GIVEN REQUEST:
Review the material and extract every line in which the word "JSON" occurs.
--- START MATERIAL FOR THE TASK ---
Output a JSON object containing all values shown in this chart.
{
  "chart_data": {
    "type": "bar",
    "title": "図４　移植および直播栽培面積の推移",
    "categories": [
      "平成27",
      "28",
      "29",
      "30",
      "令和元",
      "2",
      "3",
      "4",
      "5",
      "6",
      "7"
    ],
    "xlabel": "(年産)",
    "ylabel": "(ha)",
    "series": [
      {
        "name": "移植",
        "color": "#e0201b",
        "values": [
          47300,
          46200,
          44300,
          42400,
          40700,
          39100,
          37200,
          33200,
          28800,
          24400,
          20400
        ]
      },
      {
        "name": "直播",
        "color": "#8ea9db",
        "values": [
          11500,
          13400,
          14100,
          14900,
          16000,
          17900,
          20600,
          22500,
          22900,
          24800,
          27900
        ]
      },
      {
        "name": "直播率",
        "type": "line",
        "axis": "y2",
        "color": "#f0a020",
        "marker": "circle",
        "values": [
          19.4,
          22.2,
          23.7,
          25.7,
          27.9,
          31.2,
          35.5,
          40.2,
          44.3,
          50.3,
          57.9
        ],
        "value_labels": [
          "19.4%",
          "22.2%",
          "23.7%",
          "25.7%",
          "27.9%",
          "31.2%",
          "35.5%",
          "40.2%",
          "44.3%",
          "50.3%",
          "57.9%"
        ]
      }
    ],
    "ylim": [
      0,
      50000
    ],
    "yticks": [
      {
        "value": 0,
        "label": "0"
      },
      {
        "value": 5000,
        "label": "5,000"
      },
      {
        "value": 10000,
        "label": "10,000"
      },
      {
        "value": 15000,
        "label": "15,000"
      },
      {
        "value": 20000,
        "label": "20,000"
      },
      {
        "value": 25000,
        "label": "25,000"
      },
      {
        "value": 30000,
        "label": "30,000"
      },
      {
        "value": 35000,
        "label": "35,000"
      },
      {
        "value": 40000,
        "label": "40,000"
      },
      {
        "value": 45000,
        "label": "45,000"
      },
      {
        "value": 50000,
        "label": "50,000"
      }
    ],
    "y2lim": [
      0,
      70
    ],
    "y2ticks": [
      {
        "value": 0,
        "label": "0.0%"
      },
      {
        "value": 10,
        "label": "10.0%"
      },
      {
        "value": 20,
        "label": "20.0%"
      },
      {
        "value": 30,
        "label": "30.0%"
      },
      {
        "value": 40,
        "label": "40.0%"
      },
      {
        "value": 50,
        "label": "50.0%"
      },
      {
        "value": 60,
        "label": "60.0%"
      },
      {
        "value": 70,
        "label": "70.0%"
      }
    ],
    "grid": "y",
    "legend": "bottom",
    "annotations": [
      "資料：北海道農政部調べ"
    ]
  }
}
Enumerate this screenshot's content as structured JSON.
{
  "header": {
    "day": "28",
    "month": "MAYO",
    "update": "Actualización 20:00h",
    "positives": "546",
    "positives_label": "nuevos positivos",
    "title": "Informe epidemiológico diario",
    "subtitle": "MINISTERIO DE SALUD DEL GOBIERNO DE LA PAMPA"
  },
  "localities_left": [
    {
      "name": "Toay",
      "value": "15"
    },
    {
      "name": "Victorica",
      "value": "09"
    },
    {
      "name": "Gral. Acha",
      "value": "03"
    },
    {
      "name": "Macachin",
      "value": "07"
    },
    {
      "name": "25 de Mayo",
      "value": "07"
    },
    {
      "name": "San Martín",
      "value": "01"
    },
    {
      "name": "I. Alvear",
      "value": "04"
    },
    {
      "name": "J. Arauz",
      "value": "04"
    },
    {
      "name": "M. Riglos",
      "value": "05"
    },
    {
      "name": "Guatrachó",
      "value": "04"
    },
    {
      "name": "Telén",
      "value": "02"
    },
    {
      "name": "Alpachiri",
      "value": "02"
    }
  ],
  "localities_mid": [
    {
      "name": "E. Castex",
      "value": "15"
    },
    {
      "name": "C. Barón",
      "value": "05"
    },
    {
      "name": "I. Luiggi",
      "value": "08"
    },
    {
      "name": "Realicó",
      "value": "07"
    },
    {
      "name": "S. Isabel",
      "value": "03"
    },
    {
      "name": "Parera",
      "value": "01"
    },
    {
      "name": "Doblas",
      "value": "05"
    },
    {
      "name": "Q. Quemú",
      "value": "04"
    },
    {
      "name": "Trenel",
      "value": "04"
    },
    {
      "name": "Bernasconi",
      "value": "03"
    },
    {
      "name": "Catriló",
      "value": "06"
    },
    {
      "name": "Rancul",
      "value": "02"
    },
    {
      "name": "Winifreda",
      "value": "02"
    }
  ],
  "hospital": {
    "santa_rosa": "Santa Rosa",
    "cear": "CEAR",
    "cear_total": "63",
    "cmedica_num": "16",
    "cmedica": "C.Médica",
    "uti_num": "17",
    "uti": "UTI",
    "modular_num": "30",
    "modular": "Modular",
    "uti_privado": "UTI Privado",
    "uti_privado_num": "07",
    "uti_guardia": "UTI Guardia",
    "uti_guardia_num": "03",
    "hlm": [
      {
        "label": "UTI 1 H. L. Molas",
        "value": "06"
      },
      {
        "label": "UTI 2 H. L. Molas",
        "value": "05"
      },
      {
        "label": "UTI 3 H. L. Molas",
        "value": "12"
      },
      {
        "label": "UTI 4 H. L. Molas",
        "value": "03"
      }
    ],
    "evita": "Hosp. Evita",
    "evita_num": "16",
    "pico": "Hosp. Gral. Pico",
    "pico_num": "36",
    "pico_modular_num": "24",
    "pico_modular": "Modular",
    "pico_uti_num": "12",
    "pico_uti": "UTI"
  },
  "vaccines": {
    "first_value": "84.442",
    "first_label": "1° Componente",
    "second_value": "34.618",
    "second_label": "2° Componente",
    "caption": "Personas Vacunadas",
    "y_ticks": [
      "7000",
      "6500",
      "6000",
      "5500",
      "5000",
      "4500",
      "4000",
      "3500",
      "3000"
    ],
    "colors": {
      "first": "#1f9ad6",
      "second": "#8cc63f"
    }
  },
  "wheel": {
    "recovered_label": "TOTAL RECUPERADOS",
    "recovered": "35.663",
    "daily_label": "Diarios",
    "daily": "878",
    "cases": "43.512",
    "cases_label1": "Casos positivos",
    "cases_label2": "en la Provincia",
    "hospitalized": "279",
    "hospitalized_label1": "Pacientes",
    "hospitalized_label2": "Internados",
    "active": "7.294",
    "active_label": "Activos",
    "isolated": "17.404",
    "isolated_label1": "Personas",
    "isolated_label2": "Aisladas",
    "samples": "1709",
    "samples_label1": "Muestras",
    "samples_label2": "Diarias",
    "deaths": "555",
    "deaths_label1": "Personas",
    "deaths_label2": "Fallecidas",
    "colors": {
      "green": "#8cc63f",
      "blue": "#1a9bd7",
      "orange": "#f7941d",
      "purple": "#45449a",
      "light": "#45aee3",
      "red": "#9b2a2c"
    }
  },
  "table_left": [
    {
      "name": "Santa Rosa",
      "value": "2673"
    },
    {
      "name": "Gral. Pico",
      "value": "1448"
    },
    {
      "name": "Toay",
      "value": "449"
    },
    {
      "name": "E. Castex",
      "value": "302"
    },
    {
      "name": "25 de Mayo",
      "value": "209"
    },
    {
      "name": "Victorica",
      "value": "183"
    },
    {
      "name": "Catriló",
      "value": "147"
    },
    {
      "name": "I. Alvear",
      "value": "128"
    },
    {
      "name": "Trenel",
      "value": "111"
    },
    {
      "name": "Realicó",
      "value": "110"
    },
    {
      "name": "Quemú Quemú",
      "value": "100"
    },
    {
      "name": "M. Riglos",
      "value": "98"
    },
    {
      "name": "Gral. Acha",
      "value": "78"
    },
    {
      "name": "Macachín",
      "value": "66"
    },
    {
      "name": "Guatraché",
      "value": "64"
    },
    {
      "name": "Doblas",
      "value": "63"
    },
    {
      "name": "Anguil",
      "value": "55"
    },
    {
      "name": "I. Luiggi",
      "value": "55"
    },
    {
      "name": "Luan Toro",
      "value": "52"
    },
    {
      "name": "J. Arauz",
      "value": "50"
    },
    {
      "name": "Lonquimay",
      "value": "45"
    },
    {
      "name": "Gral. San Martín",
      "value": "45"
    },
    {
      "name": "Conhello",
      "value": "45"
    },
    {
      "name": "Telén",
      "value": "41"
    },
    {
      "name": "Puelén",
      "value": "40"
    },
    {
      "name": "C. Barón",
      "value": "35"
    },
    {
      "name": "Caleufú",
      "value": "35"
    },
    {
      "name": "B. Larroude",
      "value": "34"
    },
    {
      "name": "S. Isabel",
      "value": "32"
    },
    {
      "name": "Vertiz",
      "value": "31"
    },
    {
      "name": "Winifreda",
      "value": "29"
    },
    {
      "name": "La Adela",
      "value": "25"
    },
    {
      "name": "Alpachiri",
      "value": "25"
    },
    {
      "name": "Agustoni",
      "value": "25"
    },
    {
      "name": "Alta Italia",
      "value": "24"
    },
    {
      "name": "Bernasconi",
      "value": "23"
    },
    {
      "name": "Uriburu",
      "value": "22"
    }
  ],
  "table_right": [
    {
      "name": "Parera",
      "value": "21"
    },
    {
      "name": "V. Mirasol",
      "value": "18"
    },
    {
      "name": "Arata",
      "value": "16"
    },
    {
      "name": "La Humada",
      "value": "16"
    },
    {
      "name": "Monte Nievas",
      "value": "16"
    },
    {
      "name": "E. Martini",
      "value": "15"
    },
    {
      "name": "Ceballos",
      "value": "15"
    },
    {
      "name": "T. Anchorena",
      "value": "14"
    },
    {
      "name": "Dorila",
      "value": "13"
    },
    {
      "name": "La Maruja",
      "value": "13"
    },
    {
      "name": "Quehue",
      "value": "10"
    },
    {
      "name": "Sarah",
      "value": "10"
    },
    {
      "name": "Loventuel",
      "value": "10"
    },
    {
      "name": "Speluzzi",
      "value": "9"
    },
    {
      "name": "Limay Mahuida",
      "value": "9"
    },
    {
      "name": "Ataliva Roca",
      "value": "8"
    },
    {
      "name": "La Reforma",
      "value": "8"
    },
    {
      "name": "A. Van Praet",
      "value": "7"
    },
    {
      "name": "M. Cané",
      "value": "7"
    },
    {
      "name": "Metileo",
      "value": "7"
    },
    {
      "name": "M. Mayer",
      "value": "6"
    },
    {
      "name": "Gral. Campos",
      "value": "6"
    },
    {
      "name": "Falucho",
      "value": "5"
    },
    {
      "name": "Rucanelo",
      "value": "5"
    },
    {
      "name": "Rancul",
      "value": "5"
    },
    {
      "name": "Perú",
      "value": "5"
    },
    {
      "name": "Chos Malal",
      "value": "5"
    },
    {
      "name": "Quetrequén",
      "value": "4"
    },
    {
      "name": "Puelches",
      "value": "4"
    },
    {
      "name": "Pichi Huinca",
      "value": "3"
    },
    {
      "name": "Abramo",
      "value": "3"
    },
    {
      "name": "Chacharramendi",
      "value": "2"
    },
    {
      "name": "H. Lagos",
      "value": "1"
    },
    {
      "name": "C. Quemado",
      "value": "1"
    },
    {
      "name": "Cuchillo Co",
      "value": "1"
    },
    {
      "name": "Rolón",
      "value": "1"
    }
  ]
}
--- END MATERIAL FOR THE TASK ---
OUTPUT FOR THIS TASK:
Output a JSON object containing all values shown in this chart.
Enumerate this screenshot's content as structured JSON.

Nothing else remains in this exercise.